▶ [PROBLEM TO WORK ON]
Search the listing for the string "this" and copy every line that contains it.
(begin)
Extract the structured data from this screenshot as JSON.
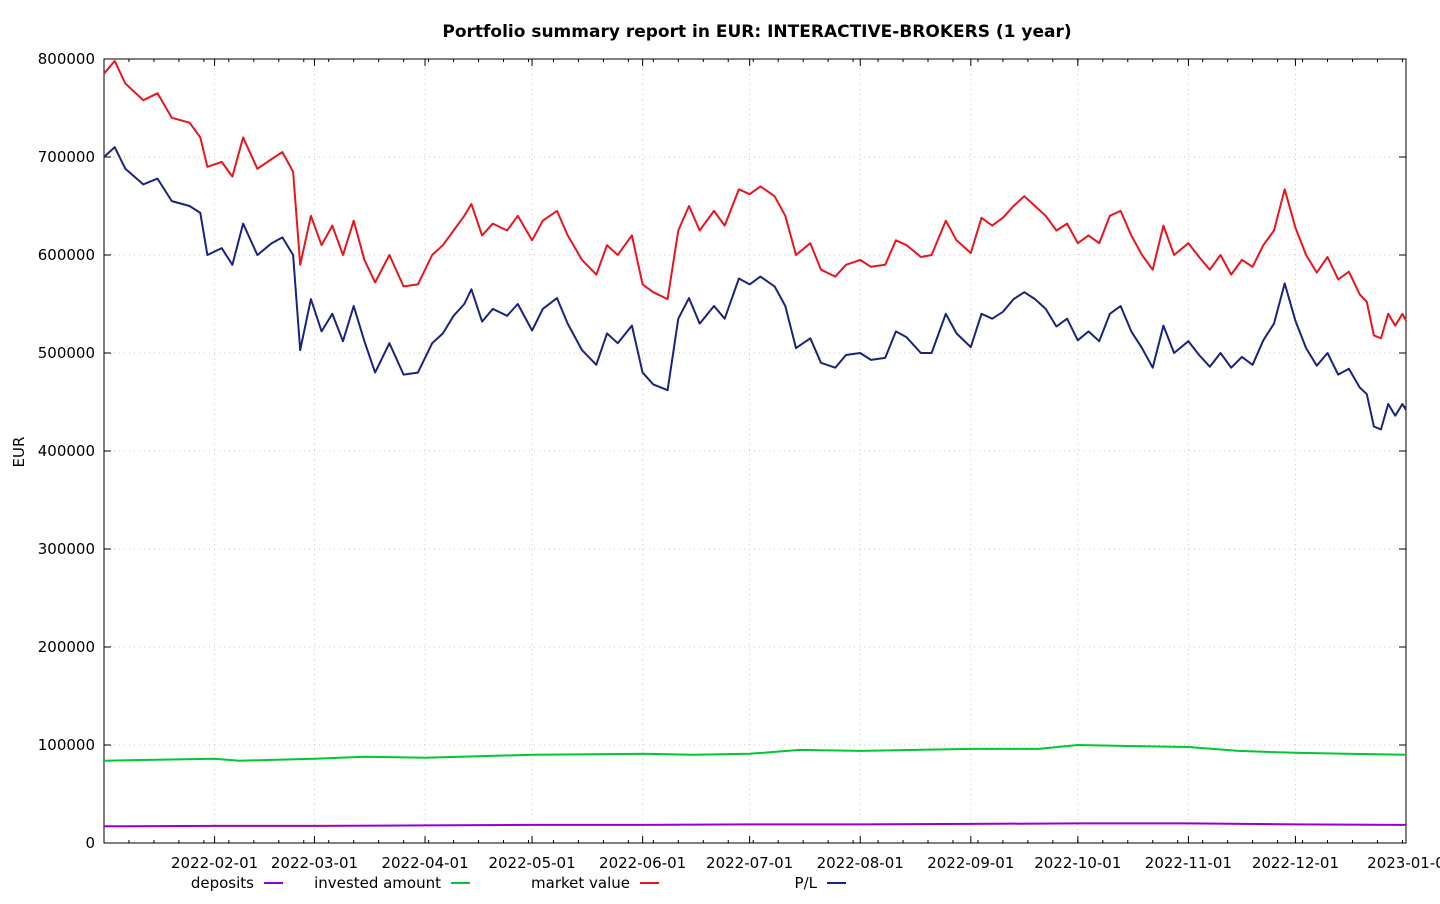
{
  "chart_data": {
    "type": "line",
    "title": "Portfolio summary report in EUR: INTERACTIVE-BROKERS (1 year)",
    "xlabel": "",
    "ylabel": "EUR",
    "x_start": "2022-01-01",
    "x_end": "2023-01-01",
    "ylim": [
      0,
      800000
    ],
    "y_ticks": [
      "0",
      "100000",
      "200000",
      "300000",
      "400000",
      "500000",
      "600000",
      "700000",
      "800000"
    ],
    "x_ticks": [
      "2022-02-01",
      "2022-03-01",
      "2022-04-01",
      "2022-05-01",
      "2022-06-01",
      "2022-07-01",
      "2022-08-01",
      "2022-09-01",
      "2022-10-01",
      "2022-11-01",
      "2022-12-01",
      "2023-01-0"
    ],
    "grid": true,
    "legend_position": "bottom",
    "series": [
      {
        "name": "deposits",
        "color": "#9400d3",
        "points": [
          [
            "2022-01-01",
            17000
          ],
          [
            "2022-02-01",
            17500
          ],
          [
            "2022-03-01",
            17500
          ],
          [
            "2022-04-01",
            18000
          ],
          [
            "2022-05-01",
            18500
          ],
          [
            "2022-06-01",
            18500
          ],
          [
            "2022-07-01",
            19000
          ],
          [
            "2022-08-01",
            19000
          ],
          [
            "2022-09-01",
            19500
          ],
          [
            "2022-10-01",
            20000
          ],
          [
            "2022-11-01",
            20000
          ],
          [
            "2022-12-01",
            19000
          ],
          [
            "2023-01-01",
            18500
          ]
        ]
      },
      {
        "name": "invested amount",
        "color": "#00c832",
        "points": [
          [
            "2022-01-01",
            84000
          ],
          [
            "2022-02-01",
            86000
          ],
          [
            "2022-02-08",
            84000
          ],
          [
            "2022-03-01",
            86000
          ],
          [
            "2022-03-15",
            88000
          ],
          [
            "2022-04-01",
            87000
          ],
          [
            "2022-05-01",
            90000
          ],
          [
            "2022-06-01",
            91000
          ],
          [
            "2022-06-15",
            90000
          ],
          [
            "2022-07-01",
            91000
          ],
          [
            "2022-07-15",
            95000
          ],
          [
            "2022-08-01",
            94000
          ],
          [
            "2022-09-01",
            96000
          ],
          [
            "2022-09-20",
            96000
          ],
          [
            "2022-10-01",
            100000
          ],
          [
            "2022-10-15",
            99000
          ],
          [
            "2022-11-01",
            98000
          ],
          [
            "2022-11-15",
            94000
          ],
          [
            "2022-12-01",
            92000
          ],
          [
            "2022-12-15",
            91000
          ],
          [
            "2023-01-01",
            90000
          ]
        ]
      },
      {
        "name": "market value",
        "color": "#e8151c",
        "points": [
          [
            "2022-01-01",
            785000
          ],
          [
            "2022-01-04",
            798000
          ],
          [
            "2022-01-07",
            775000
          ],
          [
            "2022-01-12",
            758000
          ],
          [
            "2022-01-16",
            765000
          ],
          [
            "2022-01-20",
            740000
          ],
          [
            "2022-01-25",
            735000
          ],
          [
            "2022-01-28",
            720000
          ],
          [
            "2022-01-30",
            690000
          ],
          [
            "2022-02-03",
            695000
          ],
          [
            "2022-02-06",
            680000
          ],
          [
            "2022-02-09",
            720000
          ],
          [
            "2022-02-13",
            688000
          ],
          [
            "2022-02-17",
            698000
          ],
          [
            "2022-02-20",
            705000
          ],
          [
            "2022-02-23",
            685000
          ],
          [
            "2022-02-25",
            590000
          ],
          [
            "2022-02-28",
            640000
          ],
          [
            "2022-03-03",
            610000
          ],
          [
            "2022-03-06",
            630000
          ],
          [
            "2022-03-09",
            600000
          ],
          [
            "2022-03-12",
            635000
          ],
          [
            "2022-03-15",
            595000
          ],
          [
            "2022-03-18",
            572000
          ],
          [
            "2022-03-22",
            600000
          ],
          [
            "2022-03-26",
            568000
          ],
          [
            "2022-03-30",
            570000
          ],
          [
            "2022-04-03",
            600000
          ],
          [
            "2022-04-06",
            610000
          ],
          [
            "2022-04-09",
            625000
          ],
          [
            "2022-04-12",
            640000
          ],
          [
            "2022-04-14",
            652000
          ],
          [
            "2022-04-17",
            620000
          ],
          [
            "2022-04-20",
            632000
          ],
          [
            "2022-04-24",
            625000
          ],
          [
            "2022-04-27",
            640000
          ],
          [
            "2022-05-01",
            615000
          ],
          [
            "2022-05-04",
            635000
          ],
          [
            "2022-05-08",
            645000
          ],
          [
            "2022-05-11",
            620000
          ],
          [
            "2022-05-15",
            595000
          ],
          [
            "2022-05-19",
            580000
          ],
          [
            "2022-05-22",
            610000
          ],
          [
            "2022-05-25",
            600000
          ],
          [
            "2022-05-29",
            620000
          ],
          [
            "2022-06-01",
            570000
          ],
          [
            "2022-06-04",
            562000
          ],
          [
            "2022-06-08",
            555000
          ],
          [
            "2022-06-11",
            625000
          ],
          [
            "2022-06-14",
            650000
          ],
          [
            "2022-06-17",
            625000
          ],
          [
            "2022-06-21",
            645000
          ],
          [
            "2022-06-24",
            630000
          ],
          [
            "2022-06-28",
            667000
          ],
          [
            "2022-07-01",
            662000
          ],
          [
            "2022-07-04",
            670000
          ],
          [
            "2022-07-08",
            660000
          ],
          [
            "2022-07-11",
            640000
          ],
          [
            "2022-07-14",
            600000
          ],
          [
            "2022-07-18",
            612000
          ],
          [
            "2022-07-21",
            585000
          ],
          [
            "2022-07-25",
            578000
          ],
          [
            "2022-07-28",
            590000
          ],
          [
            "2022-08-01",
            595000
          ],
          [
            "2022-08-04",
            588000
          ],
          [
            "2022-08-08",
            590000
          ],
          [
            "2022-08-11",
            615000
          ],
          [
            "2022-08-14",
            610000
          ],
          [
            "2022-08-18",
            598000
          ],
          [
            "2022-08-21",
            600000
          ],
          [
            "2022-08-25",
            635000
          ],
          [
            "2022-08-28",
            615000
          ],
          [
            "2022-09-01",
            602000
          ],
          [
            "2022-09-04",
            638000
          ],
          [
            "2022-09-07",
            630000
          ],
          [
            "2022-09-10",
            638000
          ],
          [
            "2022-09-13",
            650000
          ],
          [
            "2022-09-16",
            660000
          ],
          [
            "2022-09-19",
            650000
          ],
          [
            "2022-09-22",
            640000
          ],
          [
            "2022-09-25",
            625000
          ],
          [
            "2022-09-28",
            632000
          ],
          [
            "2022-10-01",
            612000
          ],
          [
            "2022-10-04",
            620000
          ],
          [
            "2022-10-07",
            612000
          ],
          [
            "2022-10-10",
            640000
          ],
          [
            "2022-10-13",
            645000
          ],
          [
            "2022-10-16",
            620000
          ],
          [
            "2022-10-19",
            600000
          ],
          [
            "2022-10-22",
            585000
          ],
          [
            "2022-10-25",
            630000
          ],
          [
            "2022-10-28",
            600000
          ],
          [
            "2022-11-01",
            612000
          ],
          [
            "2022-11-04",
            598000
          ],
          [
            "2022-11-07",
            585000
          ],
          [
            "2022-11-10",
            600000
          ],
          [
            "2022-11-13",
            580000
          ],
          [
            "2022-11-16",
            595000
          ],
          [
            "2022-11-19",
            588000
          ],
          [
            "2022-11-22",
            610000
          ],
          [
            "2022-11-25",
            625000
          ],
          [
            "2022-11-28",
            667000
          ],
          [
            "2022-12-01",
            628000
          ],
          [
            "2022-12-04",
            600000
          ],
          [
            "2022-12-07",
            582000
          ],
          [
            "2022-12-10",
            598000
          ],
          [
            "2022-12-13",
            575000
          ],
          [
            "2022-12-16",
            583000
          ],
          [
            "2022-12-19",
            560000
          ],
          [
            "2022-12-21",
            552000
          ],
          [
            "2022-12-23",
            518000
          ],
          [
            "2022-12-25",
            515000
          ],
          [
            "2022-12-27",
            540000
          ],
          [
            "2022-12-29",
            528000
          ],
          [
            "2022-12-31",
            540000
          ],
          [
            "2023-01-01",
            533000
          ]
        ]
      },
      {
        "name": "P/L",
        "color": "#1a237e",
        "points": [
          [
            "2022-01-01",
            700000
          ],
          [
            "2022-01-04",
            710000
          ],
          [
            "2022-01-07",
            688000
          ],
          [
            "2022-01-12",
            672000
          ],
          [
            "2022-01-16",
            678000
          ],
          [
            "2022-01-20",
            655000
          ],
          [
            "2022-01-25",
            650000
          ],
          [
            "2022-01-28",
            643000
          ],
          [
            "2022-01-30",
            600000
          ],
          [
            "2022-02-03",
            607000
          ],
          [
            "2022-02-06",
            590000
          ],
          [
            "2022-02-09",
            632000
          ],
          [
            "2022-02-13",
            600000
          ],
          [
            "2022-02-17",
            612000
          ],
          [
            "2022-02-20",
            618000
          ],
          [
            "2022-02-23",
            600000
          ],
          [
            "2022-02-25",
            503000
          ],
          [
            "2022-02-28",
            555000
          ],
          [
            "2022-03-03",
            522000
          ],
          [
            "2022-03-06",
            540000
          ],
          [
            "2022-03-09",
            512000
          ],
          [
            "2022-03-12",
            548000
          ],
          [
            "2022-03-15",
            512000
          ],
          [
            "2022-03-18",
            480000
          ],
          [
            "2022-03-22",
            510000
          ],
          [
            "2022-03-26",
            478000
          ],
          [
            "2022-03-30",
            480000
          ],
          [
            "2022-04-03",
            510000
          ],
          [
            "2022-04-06",
            520000
          ],
          [
            "2022-04-09",
            538000
          ],
          [
            "2022-04-12",
            550000
          ],
          [
            "2022-04-14",
            565000
          ],
          [
            "2022-04-17",
            532000
          ],
          [
            "2022-04-20",
            545000
          ],
          [
            "2022-04-24",
            538000
          ],
          [
            "2022-04-27",
            550000
          ],
          [
            "2022-05-01",
            523000
          ],
          [
            "2022-05-04",
            545000
          ],
          [
            "2022-05-08",
            556000
          ],
          [
            "2022-05-11",
            530000
          ],
          [
            "2022-05-15",
            503000
          ],
          [
            "2022-05-19",
            488000
          ],
          [
            "2022-05-22",
            520000
          ],
          [
            "2022-05-25",
            510000
          ],
          [
            "2022-05-29",
            528000
          ],
          [
            "2022-06-01",
            480000
          ],
          [
            "2022-06-04",
            468000
          ],
          [
            "2022-06-08",
            462000
          ],
          [
            "2022-06-11",
            535000
          ],
          [
            "2022-06-14",
            556000
          ],
          [
            "2022-06-17",
            530000
          ],
          [
            "2022-06-21",
            548000
          ],
          [
            "2022-06-24",
            535000
          ],
          [
            "2022-06-28",
            576000
          ],
          [
            "2022-07-01",
            570000
          ],
          [
            "2022-07-04",
            578000
          ],
          [
            "2022-07-08",
            568000
          ],
          [
            "2022-07-11",
            548000
          ],
          [
            "2022-07-14",
            505000
          ],
          [
            "2022-07-18",
            515000
          ],
          [
            "2022-07-21",
            490000
          ],
          [
            "2022-07-25",
            485000
          ],
          [
            "2022-07-28",
            498000
          ],
          [
            "2022-08-01",
            500000
          ],
          [
            "2022-08-04",
            493000
          ],
          [
            "2022-08-08",
            495000
          ],
          [
            "2022-08-11",
            522000
          ],
          [
            "2022-08-14",
            516000
          ],
          [
            "2022-08-18",
            500000
          ],
          [
            "2022-08-21",
            500000
          ],
          [
            "2022-08-25",
            540000
          ],
          [
            "2022-08-28",
            520000
          ],
          [
            "2022-09-01",
            506000
          ],
          [
            "2022-09-04",
            540000
          ],
          [
            "2022-09-07",
            535000
          ],
          [
            "2022-09-10",
            542000
          ],
          [
            "2022-09-13",
            555000
          ],
          [
            "2022-09-16",
            562000
          ],
          [
            "2022-09-19",
            555000
          ],
          [
            "2022-09-22",
            545000
          ],
          [
            "2022-09-25",
            527000
          ],
          [
            "2022-09-28",
            535000
          ],
          [
            "2022-10-01",
            513000
          ],
          [
            "2022-10-04",
            522000
          ],
          [
            "2022-10-07",
            512000
          ],
          [
            "2022-10-10",
            540000
          ],
          [
            "2022-10-13",
            548000
          ],
          [
            "2022-10-16",
            522000
          ],
          [
            "2022-10-19",
            505000
          ],
          [
            "2022-10-22",
            485000
          ],
          [
            "2022-10-25",
            528000
          ],
          [
            "2022-10-28",
            500000
          ],
          [
            "2022-11-01",
            512000
          ],
          [
            "2022-11-04",
            498000
          ],
          [
            "2022-11-07",
            486000
          ],
          [
            "2022-11-10",
            500000
          ],
          [
            "2022-11-13",
            485000
          ],
          [
            "2022-11-16",
            496000
          ],
          [
            "2022-11-19",
            488000
          ],
          [
            "2022-11-22",
            513000
          ],
          [
            "2022-11-25",
            530000
          ],
          [
            "2022-11-28",
            571000
          ],
          [
            "2022-12-01",
            533000
          ],
          [
            "2022-12-04",
            505000
          ],
          [
            "2022-12-07",
            487000
          ],
          [
            "2022-12-10",
            500000
          ],
          [
            "2022-12-13",
            478000
          ],
          [
            "2022-12-16",
            484000
          ],
          [
            "2022-12-19",
            465000
          ],
          [
            "2022-12-21",
            458000
          ],
          [
            "2022-12-23",
            425000
          ],
          [
            "2022-12-25",
            422000
          ],
          [
            "2022-12-27",
            448000
          ],
          [
            "2022-12-29",
            436000
          ],
          [
            "2022-12-31",
            448000
          ],
          [
            "2023-01-01",
            442000
          ]
        ]
      }
    ]
  }
}
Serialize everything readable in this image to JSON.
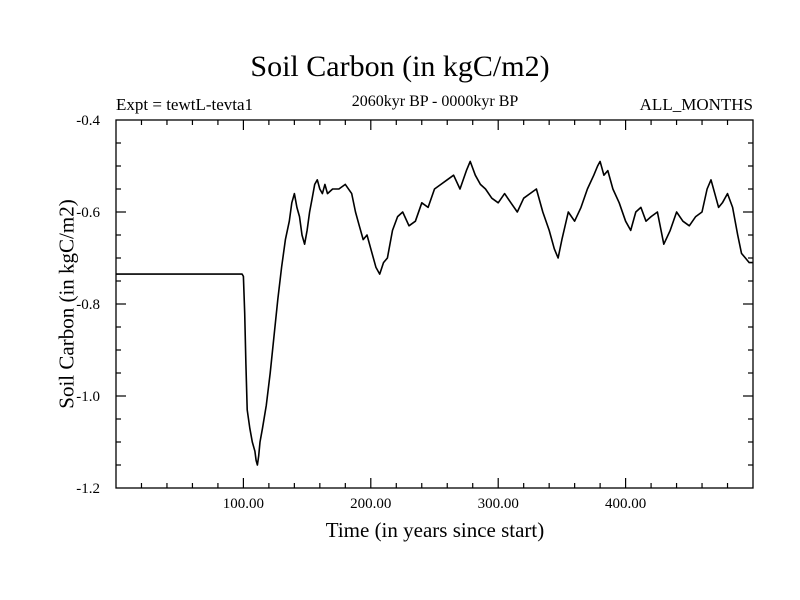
(end)
▶ [TASK ANSWER]
Extract the structured data from this screenshot as JSON.
Serialize everything readable in this image to JSON.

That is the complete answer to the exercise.